::: Information given

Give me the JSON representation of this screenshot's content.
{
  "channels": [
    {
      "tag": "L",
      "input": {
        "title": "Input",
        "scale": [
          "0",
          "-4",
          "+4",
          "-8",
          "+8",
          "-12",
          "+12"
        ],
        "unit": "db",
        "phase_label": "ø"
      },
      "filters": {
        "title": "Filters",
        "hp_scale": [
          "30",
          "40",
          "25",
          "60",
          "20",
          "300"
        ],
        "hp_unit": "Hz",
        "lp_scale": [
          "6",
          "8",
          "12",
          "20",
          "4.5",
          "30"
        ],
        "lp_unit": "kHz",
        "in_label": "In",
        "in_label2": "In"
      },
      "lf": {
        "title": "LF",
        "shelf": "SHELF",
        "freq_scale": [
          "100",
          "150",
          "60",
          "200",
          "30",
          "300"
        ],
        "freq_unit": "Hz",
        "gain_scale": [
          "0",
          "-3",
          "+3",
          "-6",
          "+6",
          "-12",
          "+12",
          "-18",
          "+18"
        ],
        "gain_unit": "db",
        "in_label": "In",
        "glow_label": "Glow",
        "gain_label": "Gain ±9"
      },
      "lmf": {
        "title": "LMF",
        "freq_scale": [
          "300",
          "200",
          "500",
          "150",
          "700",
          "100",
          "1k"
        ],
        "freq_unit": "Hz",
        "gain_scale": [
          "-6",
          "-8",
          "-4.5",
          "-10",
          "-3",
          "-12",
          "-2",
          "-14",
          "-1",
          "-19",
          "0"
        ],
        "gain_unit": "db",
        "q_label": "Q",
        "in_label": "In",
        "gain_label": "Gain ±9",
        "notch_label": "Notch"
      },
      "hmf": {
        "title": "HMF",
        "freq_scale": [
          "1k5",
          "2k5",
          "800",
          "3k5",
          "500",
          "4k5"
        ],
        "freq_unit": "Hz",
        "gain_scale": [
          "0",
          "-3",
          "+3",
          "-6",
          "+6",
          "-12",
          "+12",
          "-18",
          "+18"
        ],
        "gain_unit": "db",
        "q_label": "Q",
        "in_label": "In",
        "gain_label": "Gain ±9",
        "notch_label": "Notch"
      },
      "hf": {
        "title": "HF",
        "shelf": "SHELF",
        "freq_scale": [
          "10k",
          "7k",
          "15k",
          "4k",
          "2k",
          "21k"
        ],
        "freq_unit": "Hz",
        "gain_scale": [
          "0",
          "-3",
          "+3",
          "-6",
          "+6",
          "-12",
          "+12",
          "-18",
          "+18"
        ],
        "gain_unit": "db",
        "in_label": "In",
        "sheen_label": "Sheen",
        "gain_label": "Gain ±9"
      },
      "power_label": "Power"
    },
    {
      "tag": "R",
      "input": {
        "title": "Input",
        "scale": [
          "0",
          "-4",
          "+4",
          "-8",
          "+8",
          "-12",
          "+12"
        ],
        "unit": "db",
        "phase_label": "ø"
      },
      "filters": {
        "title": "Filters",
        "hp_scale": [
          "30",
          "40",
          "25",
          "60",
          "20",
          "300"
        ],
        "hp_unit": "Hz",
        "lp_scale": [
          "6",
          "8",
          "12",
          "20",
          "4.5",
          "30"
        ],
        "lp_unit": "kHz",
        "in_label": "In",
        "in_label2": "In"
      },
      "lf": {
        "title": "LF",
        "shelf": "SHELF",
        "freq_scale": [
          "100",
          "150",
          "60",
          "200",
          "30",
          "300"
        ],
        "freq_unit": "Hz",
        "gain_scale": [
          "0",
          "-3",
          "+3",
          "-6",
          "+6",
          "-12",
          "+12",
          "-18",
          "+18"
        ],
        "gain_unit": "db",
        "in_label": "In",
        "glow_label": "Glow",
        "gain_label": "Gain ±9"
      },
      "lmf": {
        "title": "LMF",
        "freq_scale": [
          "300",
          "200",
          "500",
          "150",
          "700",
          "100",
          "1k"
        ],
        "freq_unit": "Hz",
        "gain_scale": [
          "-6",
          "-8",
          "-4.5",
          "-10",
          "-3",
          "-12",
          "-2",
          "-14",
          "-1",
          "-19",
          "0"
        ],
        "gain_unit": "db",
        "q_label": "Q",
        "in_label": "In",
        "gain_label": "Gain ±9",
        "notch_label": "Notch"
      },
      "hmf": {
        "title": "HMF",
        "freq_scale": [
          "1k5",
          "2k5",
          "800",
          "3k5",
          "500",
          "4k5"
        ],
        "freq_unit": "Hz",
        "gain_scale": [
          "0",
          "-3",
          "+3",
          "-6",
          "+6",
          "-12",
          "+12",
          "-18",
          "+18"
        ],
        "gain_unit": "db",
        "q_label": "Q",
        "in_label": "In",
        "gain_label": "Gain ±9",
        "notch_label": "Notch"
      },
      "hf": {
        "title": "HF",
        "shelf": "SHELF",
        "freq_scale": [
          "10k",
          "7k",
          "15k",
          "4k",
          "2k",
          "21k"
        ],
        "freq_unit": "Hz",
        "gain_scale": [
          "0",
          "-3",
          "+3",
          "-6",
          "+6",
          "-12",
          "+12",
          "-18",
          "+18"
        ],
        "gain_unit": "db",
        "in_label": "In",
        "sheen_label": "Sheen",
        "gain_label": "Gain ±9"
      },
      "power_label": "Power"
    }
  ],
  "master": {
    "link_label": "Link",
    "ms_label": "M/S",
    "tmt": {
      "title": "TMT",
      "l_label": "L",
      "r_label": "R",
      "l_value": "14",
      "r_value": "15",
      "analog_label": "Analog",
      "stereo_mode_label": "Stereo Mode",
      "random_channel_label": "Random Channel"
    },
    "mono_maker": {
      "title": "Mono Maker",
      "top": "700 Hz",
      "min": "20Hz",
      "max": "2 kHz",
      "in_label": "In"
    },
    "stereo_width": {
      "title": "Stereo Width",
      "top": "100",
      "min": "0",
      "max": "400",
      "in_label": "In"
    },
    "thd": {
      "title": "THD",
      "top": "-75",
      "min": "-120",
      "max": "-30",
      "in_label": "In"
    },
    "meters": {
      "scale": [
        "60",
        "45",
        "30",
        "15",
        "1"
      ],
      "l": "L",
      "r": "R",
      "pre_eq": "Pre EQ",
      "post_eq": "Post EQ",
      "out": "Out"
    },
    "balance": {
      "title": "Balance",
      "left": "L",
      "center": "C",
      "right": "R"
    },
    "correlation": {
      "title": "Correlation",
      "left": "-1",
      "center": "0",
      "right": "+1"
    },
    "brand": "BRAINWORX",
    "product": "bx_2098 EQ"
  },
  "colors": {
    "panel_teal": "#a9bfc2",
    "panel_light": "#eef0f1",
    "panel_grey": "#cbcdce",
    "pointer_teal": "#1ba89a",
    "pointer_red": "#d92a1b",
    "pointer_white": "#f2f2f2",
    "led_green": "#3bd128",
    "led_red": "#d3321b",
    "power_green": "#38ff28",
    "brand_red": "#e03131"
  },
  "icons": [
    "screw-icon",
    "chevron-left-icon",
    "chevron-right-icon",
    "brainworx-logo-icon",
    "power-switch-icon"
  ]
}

::::::

What is needed
Extract each line from the listing above, please, and repeat it exactly.

Written answer
Give me the JSON representation of this screenshot's content.
{
  "channels": [
    {
      "tag": "L",
      "input": {
        "title": "Input",
        "scale": [
          "0",
          "-4",
          "+4",
          "-8",
          "+8",
          "-12",
          "+12"
        ],
        "unit": "db",
        "phase_label": "ø"
      },
      "filters": {
        "title": "Filters",
        "hp_scale": [
          "30",
          "40",
          "25",
          "60",
          "20",
          "300"
        ],
        "hp_unit": "Hz",
        "lp_scale": [
          "6",
          "8",
          "12",
          "20",
          "4.5",
          "30"
        ],
        "lp_unit": "kHz",
        "in_label": "In",
        "in_label2": "In"
      },
      "lf": {
        "title": "LF",
        "shelf": "SHELF",
        "freq_scale": [
          "100",
          "150",
          "60",
          "200",
          "30",
          "300"
        ],
        "freq_unit": "Hz",
        "gain_scale": [
          "0",
          "-3",
          "+3",
          "-6",
          "+6",
          "-12",
          "+12",
          "-18",
          "+18"
        ],
        "gain_unit": "db",
        "in_label": "In",
        "glow_label": "Glow",
        "gain_label": "Gain ±9"
      },
      "lmf": {
        "title": "LMF",
        "freq_scale": [
          "300",
          "200",
          "500",
          "150",
          "700",
          "100",
          "1k"
        ],
        "freq_unit": "Hz",
        "gain_scale": [
          "-6",
          "-8",
          "-4.5",
          "-10",
          "-3",
          "-12",
          "-2",
          "-14",
          "-1",
          "-19",
          "0"
        ],
        "gain_unit": "db",
        "q_label": "Q",
        "in_label": "In",
        "gain_label": "Gain ±9",
        "notch_label": "Notch"
      },
      "hmf": {
        "title": "HMF",
        "freq_scale": [
          "1k5",
          "2k5",
          "800",
          "3k5",
          "500",
          "4k5"
        ],
        "freq_unit": "Hz",
        "gain_scale": [
          "0",
          "-3",
          "+3",
          "-6",
          "+6",
          "-12",
          "+12",
          "-18",
          "+18"
        ],
        "gain_unit": "db",
        "q_label": "Q",
        "in_label": "In",
        "gain_label": "Gain ±9",
        "notch_label": "Notch"
      },
      "hf": {
        "title": "HF",
        "shelf": "SHELF",
        "freq_scale": [
          "10k",
          "7k",
          "15k",
          "4k",
          "2k",
          "21k"
        ],
        "freq_unit": "Hz",
        "gain_scale": [
          "0",
          "-3",
          "+3",
          "-6",
          "+6",
          "-12",
          "+12",
          "-18",
          "+18"
        ],
        "gain_unit": "db",
        "in_label": "In",
        "sheen_label": "Sheen",
        "gain_label": "Gain ±9"
      },
      "power_label": "Power"
    },
    {
      "tag": "R",
      "input": {
        "title": "Input",
        "scale": [
          "0",
          "-4",
          "+4",
          "-8",
          "+8",
          "-12",
          "+12"
        ],
        "unit": "db",
        "phase_label": "ø"
      },
      "filters": {
        "title": "Filters",
        "hp_scale": [
          "30",
          "40",
          "25",
          "60",
          "20",
          "300"
        ],
        "hp_unit": "Hz",
        "lp_scale": [
          "6",
          "8",
          "12",
          "20",
          "4.5",
          "30"
        ],
        "lp_unit": "kHz",
        "in_label": "In",
        "in_label2": "In"
      },
      "lf": {
        "title": "LF",
        "shelf": "SHELF",
        "freq_scale": [
          "100",
          "150",
          "60",
          "200",
          "30",
          "300"
        ],
        "freq_unit": "Hz",
        "gain_scale": [
          "0",
          "-3",
          "+3",
          "-6",
          "+6",
          "-12",
          "+12",
          "-18",
          "+18"
        ],
        "gain_unit": "db",
        "in_label": "In",
        "glow_label": "Glow",
        "gain_label": "Gain ±9"
      },
      "lmf": {
        "title": "LMF",
        "freq_scale": [
          "300",
          "200",
          "500",
          "150",
          "700",
          "100",
          "1k"
        ],
        "freq_unit": "Hz",
        "gain_scale": [
          "-6",
          "-8",
          "-4.5",
          "-10",
          "-3",
          "-12",
          "-2",
          "-14",
          "-1",
          "-19",
          "0"
        ],
        "gain_unit": "db",
        "q_label": "Q",
        "in_label": "In",
        "gain_label": "Gain ±9",
        "notch_label": "Notch"
      },
      "hmf": {
        "title": "HMF",
        "freq_scale": [
          "1k5",
          "2k5",
          "800",
          "3k5",
          "500",
          "4k5"
        ],
        "freq_unit": "Hz",
        "gain_scale": [
          "0",
          "-3",
          "+3",
          "-6",
          "+6",
          "-12",
          "+12",
          "-18",
          "+18"
        ],
        "gain_unit": "db",
        "q_label": "Q",
        "in_label": "In",
        "gain_label": "Gain ±9",
        "notch_label": "Notch"
      },
      "hf": {
        "title": "HF",
        "shelf": "SHELF",
        "freq_scale": [
          "10k",
          "7k",
          "15k",
          "4k",
          "2k",
          "21k"
        ],
        "freq_unit": "Hz",
        "gain_scale": [
          "0",
          "-3",
          "+3",
          "-6",
          "+6",
          "-12",
          "+12",
          "-18",
          "+18"
        ],
        "gain_unit": "db",
        "in_label": "In",
        "sheen_label": "Sheen",
        "gain_label": "Gain ±9"
      },
      "power_label": "Power"
    }
  ],
  "master": {
    "link_label": "Link",
    "ms_label": "M/S",
    "tmt": {
      "title": "TMT",
      "l_label": "L",
      "r_label": "R",
      "l_value": "14",
      "r_value": "15",
      "analog_label": "Analog",
      "stereo_mode_label": "Stereo Mode",
      "random_channel_label": "Random Channel"
    },
    "mono_maker": {
      "title": "Mono Maker",
      "top": "700 Hz",
      "min": "20Hz",
      "max": "2 kHz",
      "in_label": "In"
    },
    "stereo_width": {
      "title": "Stereo Width",
      "top": "100",
      "min": "0",
      "max": "400",
      "in_label": "In"
    },
    "thd": {
      "title": "THD",
      "top": "-75",
      "min": "-120",
      "max": "-30",
      "in_label": "In"
    },
    "meters": {
      "scale": [
        "60",
        "45",
        "30",
        "15",
        "1"
      ],
      "l": "L",
      "r": "R",
      "pre_eq": "Pre EQ",
      "post_eq": "Post EQ",
      "out": "Out"
    },
    "balance": {
      "title": "Balance",
      "left": "L",
      "center": "C",
      "right": "R"
    },
    "correlation": {
      "title": "Correlation",
      "left": "-1",
      "center": "0",
      "right": "+1"
    },
    "brand": "BRAINWORX",
    "product": "bx_2098 EQ"
  },
  "colors": {
    "panel_teal": "#a9bfc2",
    "panel_light": "#eef0f1",
    "panel_grey": "#cbcdce",
    "pointer_teal": "#1ba89a",
    "pointer_red": "#d92a1b",
    "pointer_white": "#f2f2f2",
    "led_green": "#3bd128",
    "led_red": "#d3321b",
    "power_green": "#38ff28",
    "brand_red": "#e03131"
  },
  "icons": [
    "screw-icon",
    "chevron-left-icon",
    "chevron-right-icon",
    "brainworx-logo-icon",
    "power-switch-icon"
  ]
}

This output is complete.